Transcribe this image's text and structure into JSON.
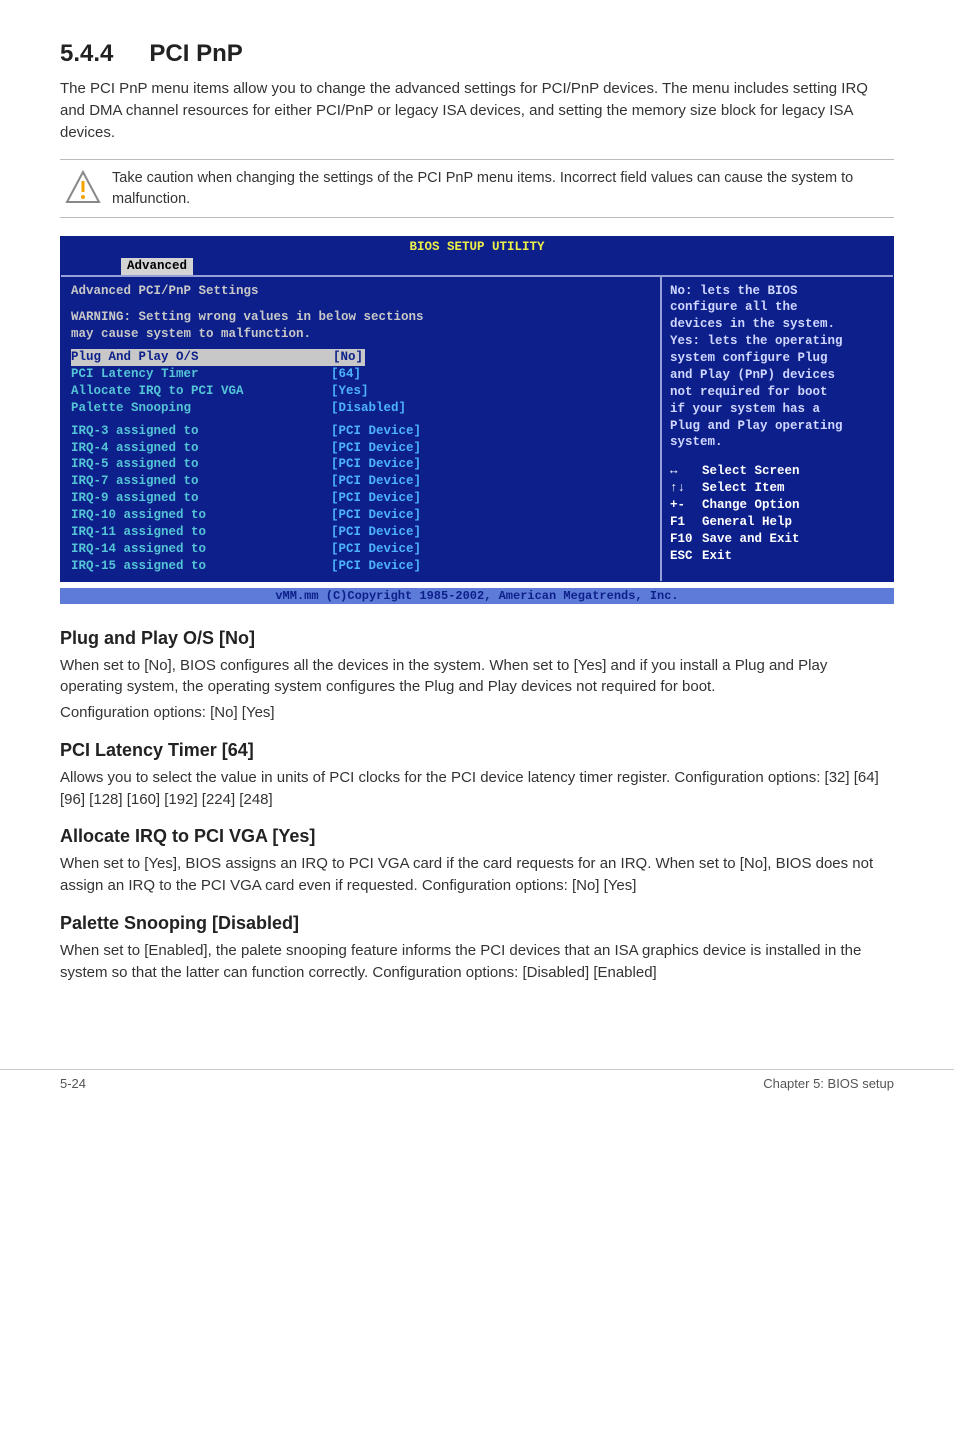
{
  "section": {
    "number": "5.4.4",
    "title": "PCI PnP",
    "intro": "The PCI PnP menu items allow you to change the advanced settings for PCI/PnP devices. The menu includes setting IRQ and DMA channel resources for either PCI/PnP or legacy ISA devices, and setting the memory size block for legacy ISA devices."
  },
  "note": "Take caution when changing the settings of the PCI PnP menu items. Incorrect field values can cause the system to malfunction.",
  "bios": {
    "title": "BIOS SETUP UTILITY",
    "tab": "Advanced",
    "panel_title": "Advanced PCI/PnP Settings",
    "warning1": "WARNING: Setting wrong values in below sections",
    "warning2": "         may cause system to malfunction.",
    "rows": [
      {
        "label": "Plug And Play O/S",
        "value": "[No]",
        "sel": true
      },
      {
        "label": "PCI Latency Timer",
        "value": "[64]"
      },
      {
        "label": "Allocate IRQ to PCI VGA",
        "value": "[Yes]"
      },
      {
        "label": "Palette Snooping",
        "value": "[Disabled]"
      }
    ],
    "irq_rows": [
      {
        "label": "IRQ-3 assigned to",
        "value": "[PCI Device]"
      },
      {
        "label": "IRQ-4 assigned to",
        "value": "[PCI Device]"
      },
      {
        "label": "IRQ-5 assigned to",
        "value": "[PCI Device]"
      },
      {
        "label": "IRQ-7 assigned to",
        "value": "[PCI Device]"
      },
      {
        "label": "IRQ-9 assigned to",
        "value": "[PCI Device]"
      },
      {
        "label": "IRQ-10 assigned to",
        "value": "[PCI Device]"
      },
      {
        "label": "IRQ-11 assigned to",
        "value": "[PCI Device]"
      },
      {
        "label": "IRQ-14 assigned to",
        "value": "[PCI Device]"
      },
      {
        "label": "IRQ-15 assigned to",
        "value": "[PCI Device]"
      }
    ],
    "help": [
      "No: lets the BIOS",
      "configure all the",
      "devices in the system.",
      "Yes: lets the operating",
      "system configure Plug",
      "and Play (PnP) devices",
      "not required for boot",
      "if your system has a",
      "Plug and Play operating",
      "system."
    ],
    "keys": [
      {
        "k": "↔",
        "d": "Select Screen"
      },
      {
        "k": "↑↓",
        "d": "Select Item"
      },
      {
        "k": "+-",
        "d": "Change Option"
      },
      {
        "k": "F1",
        "d": "General Help"
      },
      {
        "k": "F10",
        "d": "Save and Exit"
      },
      {
        "k": "ESC",
        "d": "Exit"
      }
    ],
    "footer": "vMM.mm (C)Copyright 1985-2002, American Megatrends, Inc."
  },
  "subs": [
    {
      "h": "Plug and Play O/S [No]",
      "p1": "When set to [No], BIOS configures all the devices in the system. When set to [Yes] and if you install a Plug and Play operating system, the operating system configures the Plug and Play devices not required for boot.",
      "p2": "Configuration options: [No] [Yes]"
    },
    {
      "h": "PCI Latency Timer [64]",
      "p1": "Allows you to select the value in units of PCI clocks for the PCI device latency timer register. Configuration options: [32] [64] [96] [128] [160] [192] [224] [248]",
      "p2": ""
    },
    {
      "h": "Allocate IRQ to PCI VGA [Yes]",
      "p1": "When set to [Yes], BIOS assigns an IRQ to PCI VGA card if the card requests for an IRQ. When set to [No], BIOS does not assign an IRQ to the PCI VGA card even if requested. Configuration options: [No] [Yes]",
      "p2": ""
    },
    {
      "h": "Palette Snooping [Disabled]",
      "p1": "When set to [Enabled], the palete snooping feature informs the PCI devices that an ISA graphics device is installed in the system so that the latter can function correctly. Configuration options: [Disabled] [Enabled]",
      "p2": ""
    }
  ],
  "footer": {
    "left": "5-24",
    "right": "Chapter 5: BIOS setup"
  }
}
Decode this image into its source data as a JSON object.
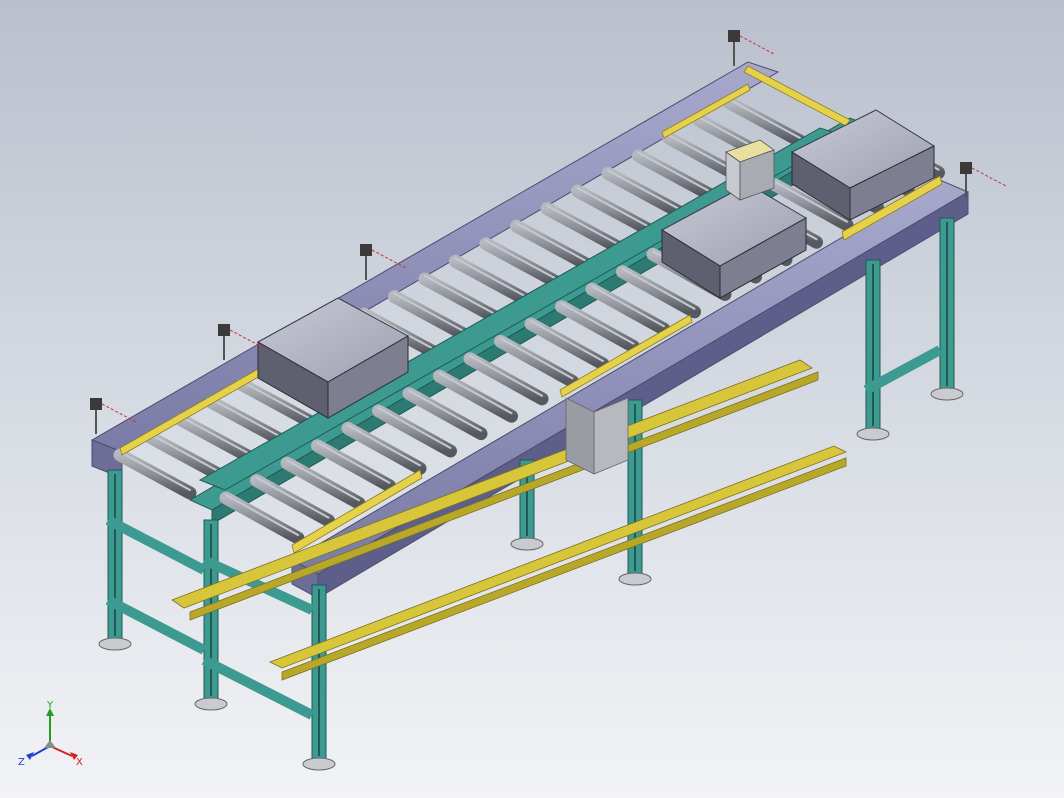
{
  "viewport": {
    "colors": {
      "frame_profile": "#3d9a90",
      "frame_dark": "#1f5a55",
      "side_plate": "#8f90b8",
      "side_plate_dark": "#6a6b94",
      "roller": "#8c8f96",
      "roller_dark": "#5a5d63",
      "crossbar_yellow": "#e6d24a",
      "guide_yellow": "#d8c63a",
      "tote_light": "#b4b6c4",
      "tote_dark": "#5e6070",
      "foot": "#c9cbd1",
      "sensor": "#3a3a3a",
      "laser": "#c8303a"
    }
  },
  "triad": {
    "y_label": "Y",
    "x_label": "X",
    "z_label": "Z",
    "colors": {
      "x": "#d02020",
      "y": "#20a020",
      "z": "#2040d0"
    }
  }
}
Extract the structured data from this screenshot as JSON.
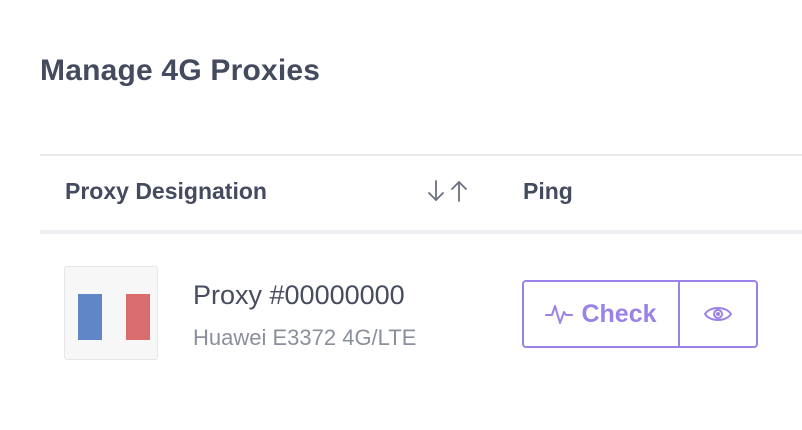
{
  "page": {
    "title": "Manage 4G Proxies"
  },
  "table": {
    "columns": {
      "designation": "Proxy Designation",
      "ping": "Ping"
    },
    "rows": [
      {
        "name": "Proxy #00000000",
        "device": "Huawei E3372 4G/LTE",
        "country_flag": "flag-france-icon",
        "check_label": "Check"
      }
    ]
  },
  "icons": {
    "sort": "sort-arrows-icon",
    "check": "activity-pulse-icon",
    "view": "eye-icon"
  },
  "colors": {
    "accent": "#9a82e6",
    "flag_blue": "#5f86c6",
    "flag_white": "#f7f7f8",
    "flag_red": "#d96c6d"
  }
}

---*---

◆ DIRECTIVE: Exclude the pictures, and output exactly the lines from the one with "Decode this image" through the last line of the records, both included.

◆ CORRECT RESPONSE:
Decode this image into its source data as a JSON object.
{
  "viewport": {
    "colors": {
      "frame_profile": "#3d9a90",
      "frame_dark": "#1f5a55",
      "side_plate": "#8f90b8",
      "side_plate_dark": "#6a6b94",
      "roller": "#8c8f96",
      "roller_dark": "#5a5d63",
      "crossbar_yellow": "#e6d24a",
      "guide_yellow": "#d8c63a",
      "tote_light": "#b4b6c4",
      "tote_dark": "#5e6070",
      "foot": "#c9cbd1",
      "sensor": "#3a3a3a",
      "laser": "#c8303a"
    }
  },
  "triad": {
    "y_label": "Y",
    "x_label": "X",
    "z_label": "Z",
    "colors": {
      "x": "#d02020",
      "y": "#20a020",
      "z": "#2040d0"
    }
  }
}
Extract the structured data from this screenshot as JSON.
{
  "page": {
    "title": "Manage 4G Proxies"
  },
  "table": {
    "columns": {
      "designation": "Proxy Designation",
      "ping": "Ping"
    },
    "rows": [
      {
        "name": "Proxy #00000000",
        "device": "Huawei E3372 4G/LTE",
        "country_flag": "flag-france-icon",
        "check_label": "Check"
      }
    ]
  },
  "icons": {
    "sort": "sort-arrows-icon",
    "check": "activity-pulse-icon",
    "view": "eye-icon"
  },
  "colors": {
    "accent": "#9a82e6",
    "flag_blue": "#5f86c6",
    "flag_white": "#f7f7f8",
    "flag_red": "#d96c6d"
  }
}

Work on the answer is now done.